## START

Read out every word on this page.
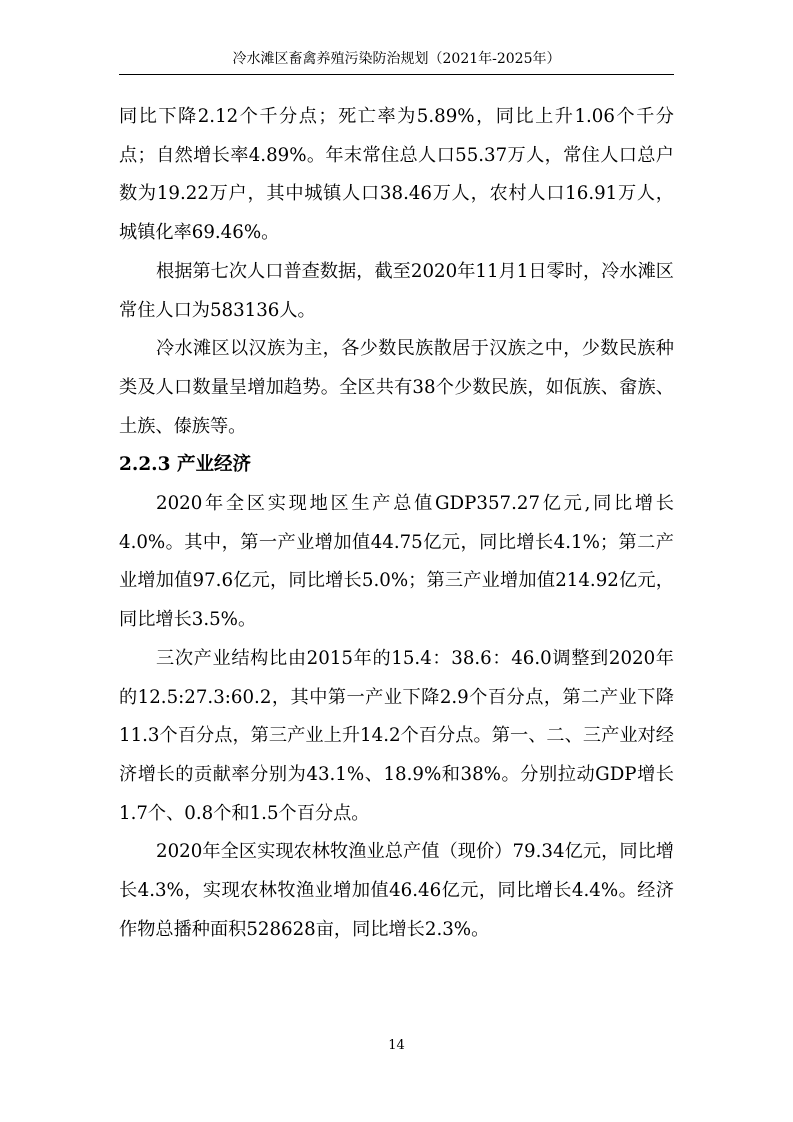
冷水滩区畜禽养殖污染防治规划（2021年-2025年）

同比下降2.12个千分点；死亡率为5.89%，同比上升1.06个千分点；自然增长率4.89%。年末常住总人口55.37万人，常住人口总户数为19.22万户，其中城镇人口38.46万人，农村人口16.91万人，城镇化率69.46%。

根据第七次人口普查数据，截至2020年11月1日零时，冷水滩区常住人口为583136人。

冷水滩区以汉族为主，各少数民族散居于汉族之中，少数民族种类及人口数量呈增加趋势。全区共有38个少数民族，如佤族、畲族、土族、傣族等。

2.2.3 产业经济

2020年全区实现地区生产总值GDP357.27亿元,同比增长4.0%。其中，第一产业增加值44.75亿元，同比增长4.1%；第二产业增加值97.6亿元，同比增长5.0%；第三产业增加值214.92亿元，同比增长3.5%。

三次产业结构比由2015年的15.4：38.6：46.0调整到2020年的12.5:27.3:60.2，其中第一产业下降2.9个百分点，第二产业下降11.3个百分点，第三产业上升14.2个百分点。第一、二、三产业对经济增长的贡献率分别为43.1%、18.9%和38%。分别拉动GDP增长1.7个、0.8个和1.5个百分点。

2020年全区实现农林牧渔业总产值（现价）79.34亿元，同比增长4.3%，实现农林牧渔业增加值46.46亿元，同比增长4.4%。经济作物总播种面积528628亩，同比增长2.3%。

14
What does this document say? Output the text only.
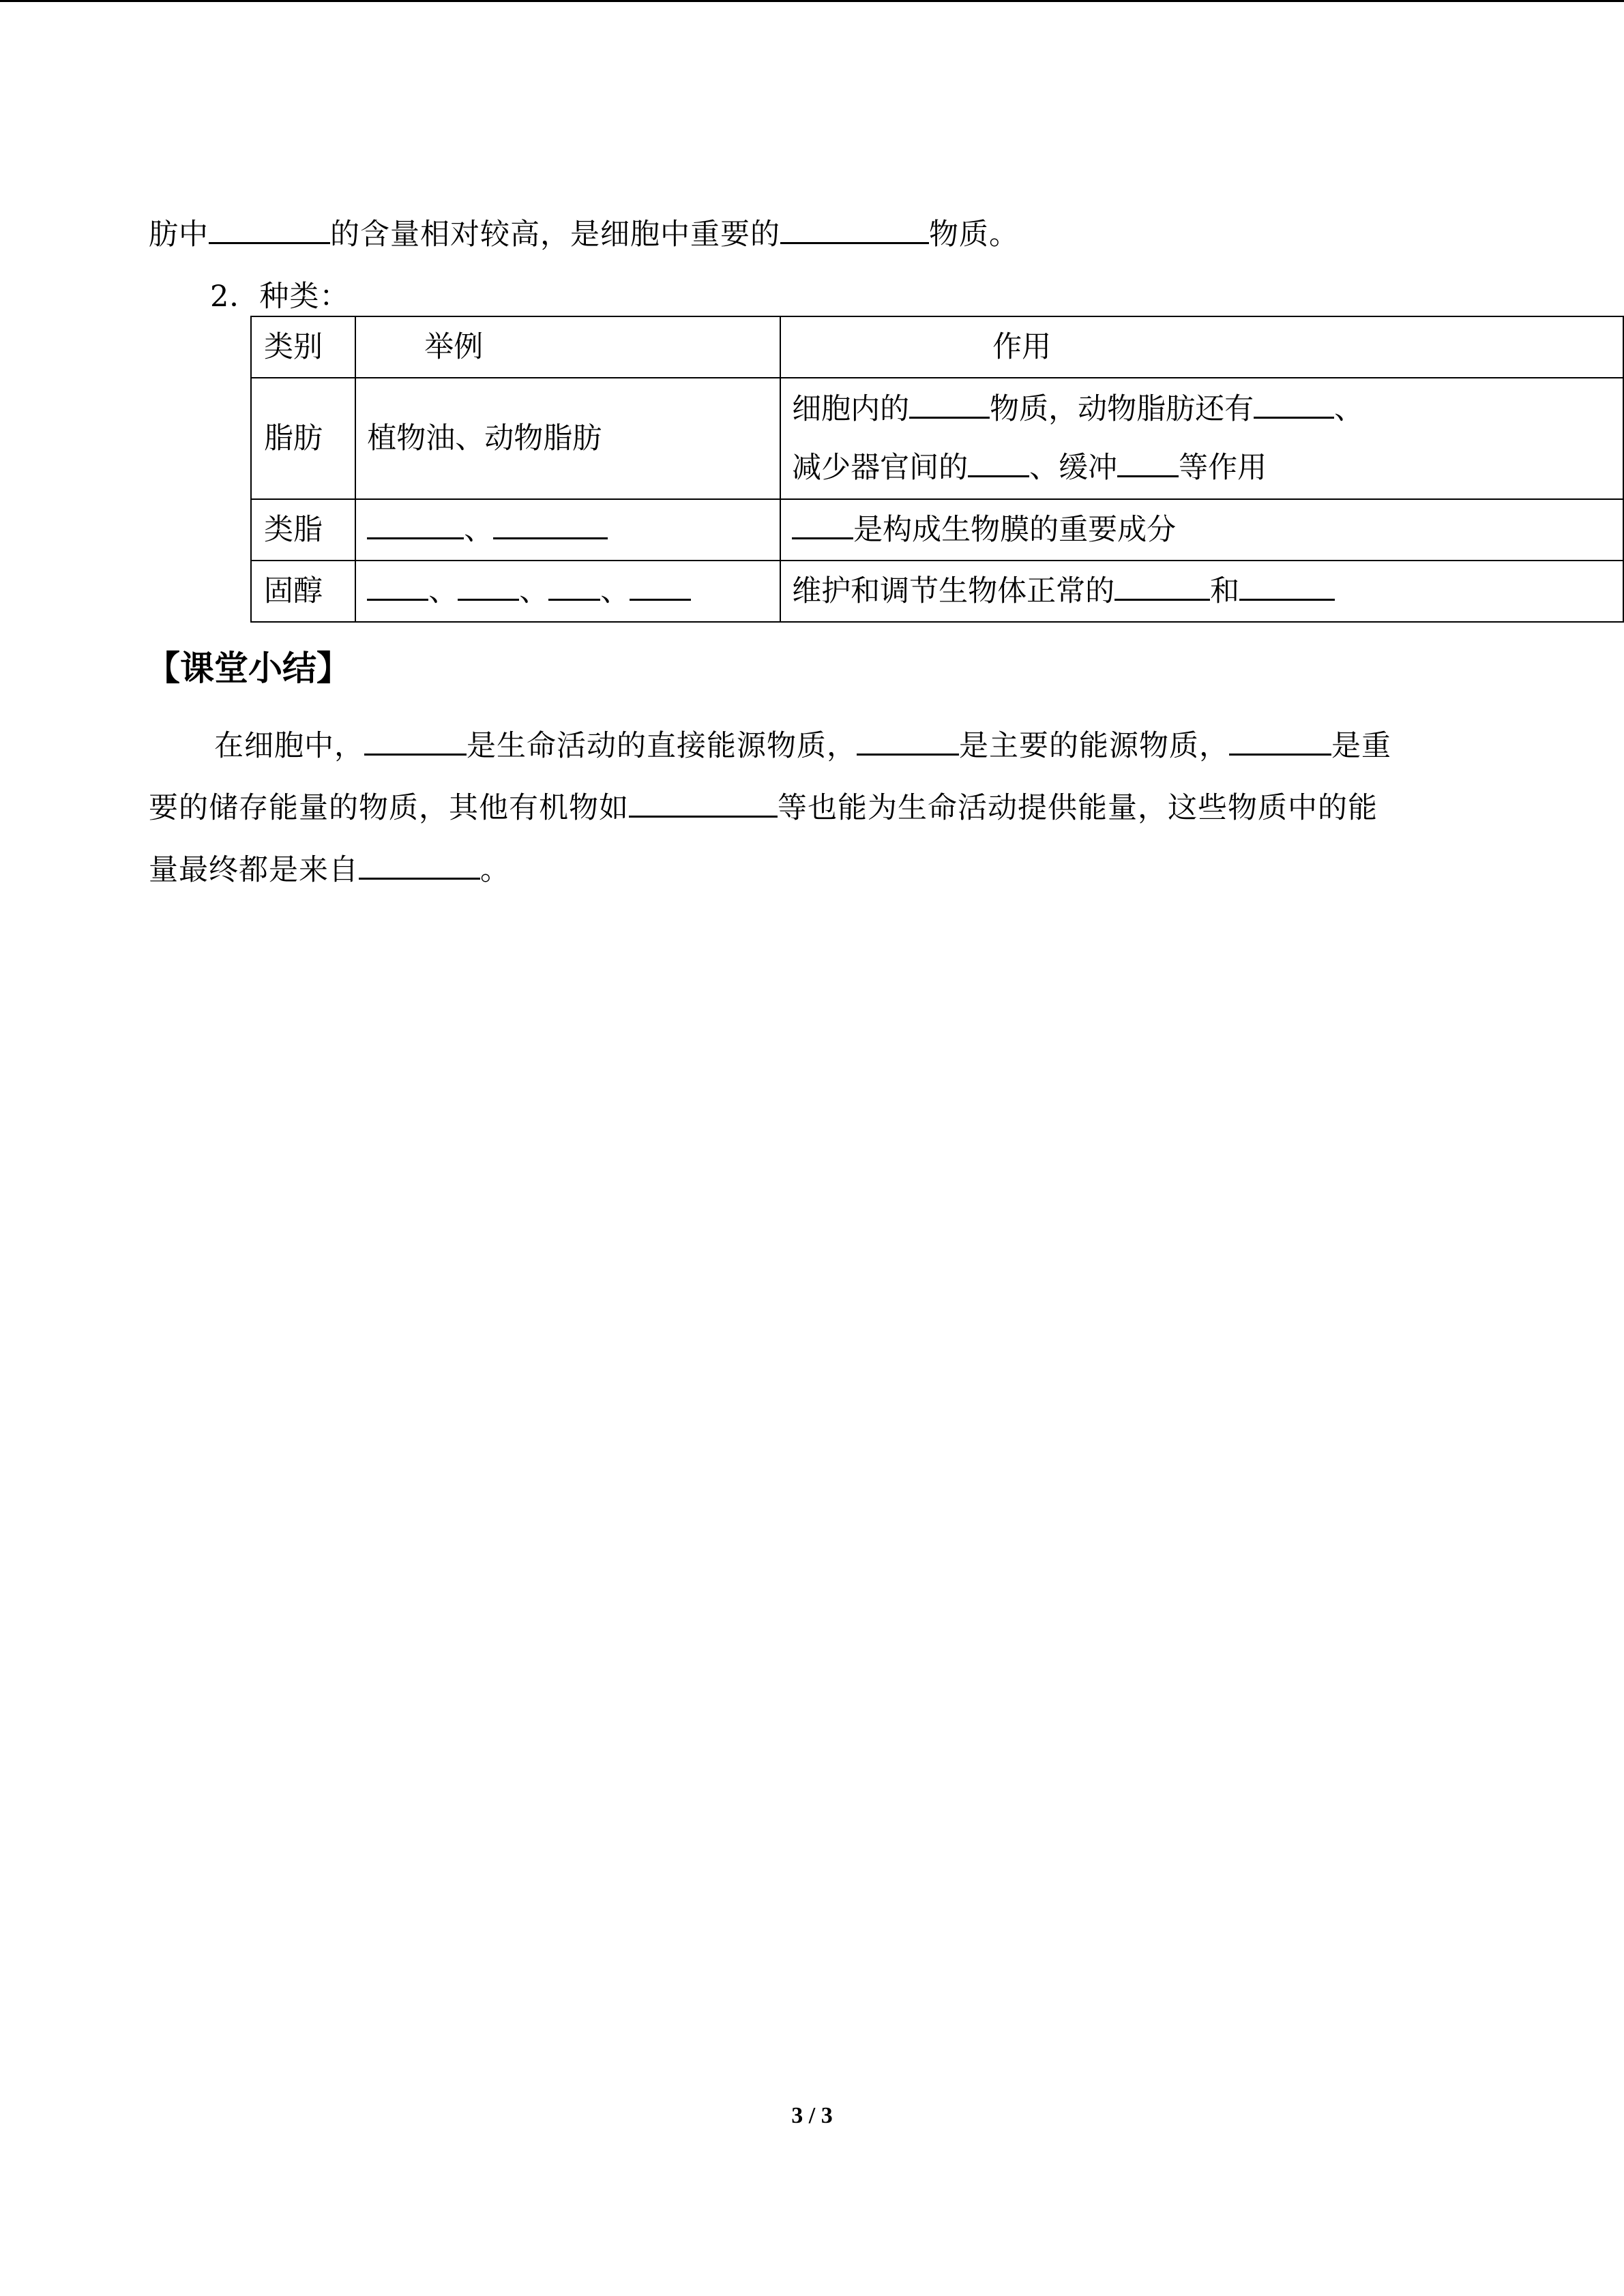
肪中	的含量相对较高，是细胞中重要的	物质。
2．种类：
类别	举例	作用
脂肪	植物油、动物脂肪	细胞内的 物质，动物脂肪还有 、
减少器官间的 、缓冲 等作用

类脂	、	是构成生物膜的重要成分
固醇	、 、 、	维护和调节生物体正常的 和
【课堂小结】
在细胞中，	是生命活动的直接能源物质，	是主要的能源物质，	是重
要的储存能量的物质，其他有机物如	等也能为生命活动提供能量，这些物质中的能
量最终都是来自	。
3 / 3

## END

**The task:** Strip out the pictures and quote the remaining data word for word.

**Written response:**
Read out every word on this page.
冷水滩区畜禽养殖污染防治规划（2021年-2025年）

同比下降2.12个千分点；死亡率为5.89%，同比上升1.06个千分点；自然增长率4.89%。年末常住总人口55.37万人，常住人口总户数为19.22万户，其中城镇人口38.46万人，农村人口16.91万人，城镇化率69.46%。

根据第七次人口普查数据，截至2020年11月1日零时，冷水滩区常住人口为583136人。

冷水滩区以汉族为主，各少数民族散居于汉族之中，少数民族种类及人口数量呈增加趋势。全区共有38个少数民族，如佤族、畲族、土族、傣族等。

2.2.3 产业经济

2020年全区实现地区生产总值GDP357.27亿元,同比增长4.0%。其中，第一产业增加值44.75亿元，同比增长4.1%；第二产业增加值97.6亿元，同比增长5.0%；第三产业增加值214.92亿元，同比增长3.5%。

三次产业结构比由2015年的15.4：38.6：46.0调整到2020年的12.5:27.3:60.2，其中第一产业下降2.9个百分点，第二产业下降11.3个百分点，第三产业上升14.2个百分点。第一、二、三产业对经济增长的贡献率分别为43.1%、18.9%和38%。分别拉动GDP增长1.7个、0.8个和1.5个百分点。

2020年全区实现农林牧渔业总产值（现价）79.34亿元，同比增长4.3%，实现农林牧渔业增加值46.46亿元，同比增长4.4%。经济作物总播种面积528628亩，同比增长2.3%。

14
What does this document say? Output the text only.
肪中	的含量相对较高，是细胞中重要的	物质。
2．种类：
类别	举例	作用
脂肪	植物油、动物脂肪	细胞内的 物质，动物脂肪还有 、
减少器官间的 、缓冲 等作用

类脂	、	是构成生物膜的重要成分
固醇	、 、 、	维护和调节生物体正常的 和
【课堂小结】
在细胞中，	是生命活动的直接能源物质，	是主要的能源物质，	是重
要的储存能量的物质，其他有机物如	等也能为生命活动提供能量，这些物质中的能
量最终都是来自	。
3 / 3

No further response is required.